*Brief*
Transcribe every line exactly and omit anything that is a picture.

[Figure record listings]
■ ■ ■ ■

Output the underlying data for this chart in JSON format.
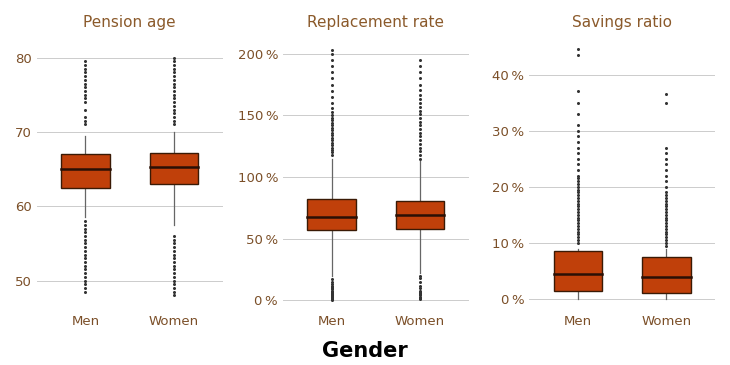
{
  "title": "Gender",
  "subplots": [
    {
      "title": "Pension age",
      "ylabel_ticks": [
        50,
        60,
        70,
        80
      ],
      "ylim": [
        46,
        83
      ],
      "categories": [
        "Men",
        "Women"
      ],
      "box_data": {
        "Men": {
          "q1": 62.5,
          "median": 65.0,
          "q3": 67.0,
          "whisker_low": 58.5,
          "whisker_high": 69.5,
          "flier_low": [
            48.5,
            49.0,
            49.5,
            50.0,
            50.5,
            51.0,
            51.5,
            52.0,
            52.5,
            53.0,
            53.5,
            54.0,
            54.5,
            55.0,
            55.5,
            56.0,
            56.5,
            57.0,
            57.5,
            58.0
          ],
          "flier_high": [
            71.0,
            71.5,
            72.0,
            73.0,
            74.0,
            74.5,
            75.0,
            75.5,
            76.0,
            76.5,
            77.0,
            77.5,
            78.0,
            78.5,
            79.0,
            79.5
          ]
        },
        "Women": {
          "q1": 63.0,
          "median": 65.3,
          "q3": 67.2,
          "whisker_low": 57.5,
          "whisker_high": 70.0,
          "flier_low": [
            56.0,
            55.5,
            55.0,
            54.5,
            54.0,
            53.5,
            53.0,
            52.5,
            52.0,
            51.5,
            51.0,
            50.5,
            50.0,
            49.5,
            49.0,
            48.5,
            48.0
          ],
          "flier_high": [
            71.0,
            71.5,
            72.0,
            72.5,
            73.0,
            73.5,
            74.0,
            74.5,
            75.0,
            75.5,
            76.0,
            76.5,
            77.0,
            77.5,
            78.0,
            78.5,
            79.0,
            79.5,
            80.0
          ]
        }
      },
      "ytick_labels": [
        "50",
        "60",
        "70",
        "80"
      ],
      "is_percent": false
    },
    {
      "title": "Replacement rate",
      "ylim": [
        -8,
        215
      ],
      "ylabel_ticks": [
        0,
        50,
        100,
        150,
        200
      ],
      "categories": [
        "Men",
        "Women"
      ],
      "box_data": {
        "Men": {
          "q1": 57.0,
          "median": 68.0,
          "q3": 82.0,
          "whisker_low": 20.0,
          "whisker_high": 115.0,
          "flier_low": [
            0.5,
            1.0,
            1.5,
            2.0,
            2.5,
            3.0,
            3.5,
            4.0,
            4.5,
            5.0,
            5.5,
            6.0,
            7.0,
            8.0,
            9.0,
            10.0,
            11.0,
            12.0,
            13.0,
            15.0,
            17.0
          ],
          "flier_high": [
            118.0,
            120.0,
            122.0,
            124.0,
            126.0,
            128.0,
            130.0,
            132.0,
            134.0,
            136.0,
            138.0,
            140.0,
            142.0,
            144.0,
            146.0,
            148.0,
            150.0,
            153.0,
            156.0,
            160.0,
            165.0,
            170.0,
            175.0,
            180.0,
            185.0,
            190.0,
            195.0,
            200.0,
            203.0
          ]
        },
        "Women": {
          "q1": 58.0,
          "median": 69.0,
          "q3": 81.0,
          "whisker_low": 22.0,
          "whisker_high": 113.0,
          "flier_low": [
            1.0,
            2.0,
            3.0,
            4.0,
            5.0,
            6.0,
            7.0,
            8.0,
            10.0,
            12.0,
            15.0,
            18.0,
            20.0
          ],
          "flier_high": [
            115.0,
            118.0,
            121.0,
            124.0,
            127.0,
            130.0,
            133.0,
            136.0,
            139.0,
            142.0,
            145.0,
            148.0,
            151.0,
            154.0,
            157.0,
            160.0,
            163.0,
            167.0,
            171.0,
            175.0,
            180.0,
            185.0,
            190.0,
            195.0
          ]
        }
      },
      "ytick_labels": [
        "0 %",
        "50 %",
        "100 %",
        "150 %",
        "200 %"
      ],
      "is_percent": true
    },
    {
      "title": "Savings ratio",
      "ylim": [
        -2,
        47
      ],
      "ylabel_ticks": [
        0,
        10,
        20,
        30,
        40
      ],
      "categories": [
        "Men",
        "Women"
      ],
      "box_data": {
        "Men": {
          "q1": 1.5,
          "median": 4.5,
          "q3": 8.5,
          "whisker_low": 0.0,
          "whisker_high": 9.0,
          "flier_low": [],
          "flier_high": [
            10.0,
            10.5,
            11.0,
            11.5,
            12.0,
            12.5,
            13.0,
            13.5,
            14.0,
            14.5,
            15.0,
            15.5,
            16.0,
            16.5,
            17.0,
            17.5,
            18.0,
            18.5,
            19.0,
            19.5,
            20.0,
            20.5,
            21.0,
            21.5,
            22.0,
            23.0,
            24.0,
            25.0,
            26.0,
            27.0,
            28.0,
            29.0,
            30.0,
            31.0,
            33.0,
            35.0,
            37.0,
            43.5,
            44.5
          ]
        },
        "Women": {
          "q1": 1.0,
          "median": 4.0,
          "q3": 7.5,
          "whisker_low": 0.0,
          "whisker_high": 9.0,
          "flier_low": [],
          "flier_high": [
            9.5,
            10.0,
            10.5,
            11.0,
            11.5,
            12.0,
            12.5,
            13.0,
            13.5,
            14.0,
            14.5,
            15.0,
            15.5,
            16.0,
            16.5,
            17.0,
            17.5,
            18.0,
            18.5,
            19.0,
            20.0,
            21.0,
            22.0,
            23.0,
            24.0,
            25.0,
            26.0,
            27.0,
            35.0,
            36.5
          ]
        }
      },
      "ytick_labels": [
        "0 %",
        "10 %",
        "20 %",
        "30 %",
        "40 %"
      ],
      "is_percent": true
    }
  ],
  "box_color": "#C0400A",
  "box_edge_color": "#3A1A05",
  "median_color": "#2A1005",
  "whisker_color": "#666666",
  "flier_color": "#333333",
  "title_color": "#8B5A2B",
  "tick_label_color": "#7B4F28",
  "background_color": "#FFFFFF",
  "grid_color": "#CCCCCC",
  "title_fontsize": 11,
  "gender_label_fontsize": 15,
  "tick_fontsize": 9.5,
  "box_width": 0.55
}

■ ■ ■ ■

*Solved problem*
Output the underlying data for this chart in JSON format.
{
  "title": "Gender",
  "subplots": [
    {
      "title": "Pension age",
      "ylabel_ticks": [
        50,
        60,
        70,
        80
      ],
      "ylim": [
        46,
        83
      ],
      "categories": [
        "Men",
        "Women"
      ],
      "box_data": {
        "Men": {
          "q1": 62.5,
          "median": 65.0,
          "q3": 67.0,
          "whisker_low": 58.5,
          "whisker_high": 69.5,
          "flier_low": [
            48.5,
            49.0,
            49.5,
            50.0,
            50.5,
            51.0,
            51.5,
            52.0,
            52.5,
            53.0,
            53.5,
            54.0,
            54.5,
            55.0,
            55.5,
            56.0,
            56.5,
            57.0,
            57.5,
            58.0
          ],
          "flier_high": [
            71.0,
            71.5,
            72.0,
            73.0,
            74.0,
            74.5,
            75.0,
            75.5,
            76.0,
            76.5,
            77.0,
            77.5,
            78.0,
            78.5,
            79.0,
            79.5
          ]
        },
        "Women": {
          "q1": 63.0,
          "median": 65.3,
          "q3": 67.2,
          "whisker_low": 57.5,
          "whisker_high": 70.0,
          "flier_low": [
            56.0,
            55.5,
            55.0,
            54.5,
            54.0,
            53.5,
            53.0,
            52.5,
            52.0,
            51.5,
            51.0,
            50.5,
            50.0,
            49.5,
            49.0,
            48.5,
            48.0
          ],
          "flier_high": [
            71.0,
            71.5,
            72.0,
            72.5,
            73.0,
            73.5,
            74.0,
            74.5,
            75.0,
            75.5,
            76.0,
            76.5,
            77.0,
            77.5,
            78.0,
            78.5,
            79.0,
            79.5,
            80.0
          ]
        }
      },
      "ytick_labels": [
        "50",
        "60",
        "70",
        "80"
      ],
      "is_percent": false
    },
    {
      "title": "Replacement rate",
      "ylim": [
        -8,
        215
      ],
      "ylabel_ticks": [
        0,
        50,
        100,
        150,
        200
      ],
      "categories": [
        "Men",
        "Women"
      ],
      "box_data": {
        "Men": {
          "q1": 57.0,
          "median": 68.0,
          "q3": 82.0,
          "whisker_low": 20.0,
          "whisker_high": 115.0,
          "flier_low": [
            0.5,
            1.0,
            1.5,
            2.0,
            2.5,
            3.0,
            3.5,
            4.0,
            4.5,
            5.0,
            5.5,
            6.0,
            7.0,
            8.0,
            9.0,
            10.0,
            11.0,
            12.0,
            13.0,
            15.0,
            17.0
          ],
          "flier_high": [
            118.0,
            120.0,
            122.0,
            124.0,
            126.0,
            128.0,
            130.0,
            132.0,
            134.0,
            136.0,
            138.0,
            140.0,
            142.0,
            144.0,
            146.0,
            148.0,
            150.0,
            153.0,
            156.0,
            160.0,
            165.0,
            170.0,
            175.0,
            180.0,
            185.0,
            190.0,
            195.0,
            200.0,
            203.0
          ]
        },
        "Women": {
          "q1": 58.0,
          "median": 69.0,
          "q3": 81.0,
          "whisker_low": 22.0,
          "whisker_high": 113.0,
          "flier_low": [
            1.0,
            2.0,
            3.0,
            4.0,
            5.0,
            6.0,
            7.0,
            8.0,
            10.0,
            12.0,
            15.0,
            18.0,
            20.0
          ],
          "flier_high": [
            115.0,
            118.0,
            121.0,
            124.0,
            127.0,
            130.0,
            133.0,
            136.0,
            139.0,
            142.0,
            145.0,
            148.0,
            151.0,
            154.0,
            157.0,
            160.0,
            163.0,
            167.0,
            171.0,
            175.0,
            180.0,
            185.0,
            190.0,
            195.0
          ]
        }
      },
      "ytick_labels": [
        "0 %",
        "50 %",
        "100 %",
        "150 %",
        "200 %"
      ],
      "is_percent": true
    },
    {
      "title": "Savings ratio",
      "ylim": [
        -2,
        47
      ],
      "ylabel_ticks": [
        0,
        10,
        20,
        30,
        40
      ],
      "categories": [
        "Men",
        "Women"
      ],
      "box_data": {
        "Men": {
          "q1": 1.5,
          "median": 4.5,
          "q3": 8.5,
          "whisker_low": 0.0,
          "whisker_high": 9.0,
          "flier_low": [],
          "flier_high": [
            10.0,
            10.5,
            11.0,
            11.5,
            12.0,
            12.5,
            13.0,
            13.5,
            14.0,
            14.5,
            15.0,
            15.5,
            16.0,
            16.5,
            17.0,
            17.5,
            18.0,
            18.5,
            19.0,
            19.5,
            20.0,
            20.5,
            21.0,
            21.5,
            22.0,
            23.0,
            24.0,
            25.0,
            26.0,
            27.0,
            28.0,
            29.0,
            30.0,
            31.0,
            33.0,
            35.0,
            37.0,
            43.5,
            44.5
          ]
        },
        "Women": {
          "q1": 1.0,
          "median": 4.0,
          "q3": 7.5,
          "whisker_low": 0.0,
          "whisker_high": 9.0,
          "flier_low": [],
          "flier_high": [
            9.5,
            10.0,
            10.5,
            11.0,
            11.5,
            12.0,
            12.5,
            13.0,
            13.5,
            14.0,
            14.5,
            15.0,
            15.5,
            16.0,
            16.5,
            17.0,
            17.5,
            18.0,
            18.5,
            19.0,
            20.0,
            21.0,
            22.0,
            23.0,
            24.0,
            25.0,
            26.0,
            27.0,
            35.0,
            36.5
          ]
        }
      },
      "ytick_labels": [
        "0 %",
        "10 %",
        "20 %",
        "30 %",
        "40 %"
      ],
      "is_percent": true
    }
  ],
  "box_color": "#C0400A",
  "box_edge_color": "#3A1A05",
  "median_color": "#2A1005",
  "whisker_color": "#666666",
  "flier_color": "#333333",
  "title_color": "#8B5A2B",
  "tick_label_color": "#7B4F28",
  "background_color": "#FFFFFF",
  "grid_color": "#CCCCCC",
  "title_fontsize": 11,
  "gender_label_fontsize": 15,
  "tick_fontsize": 9.5,
  "box_width": 0.55
}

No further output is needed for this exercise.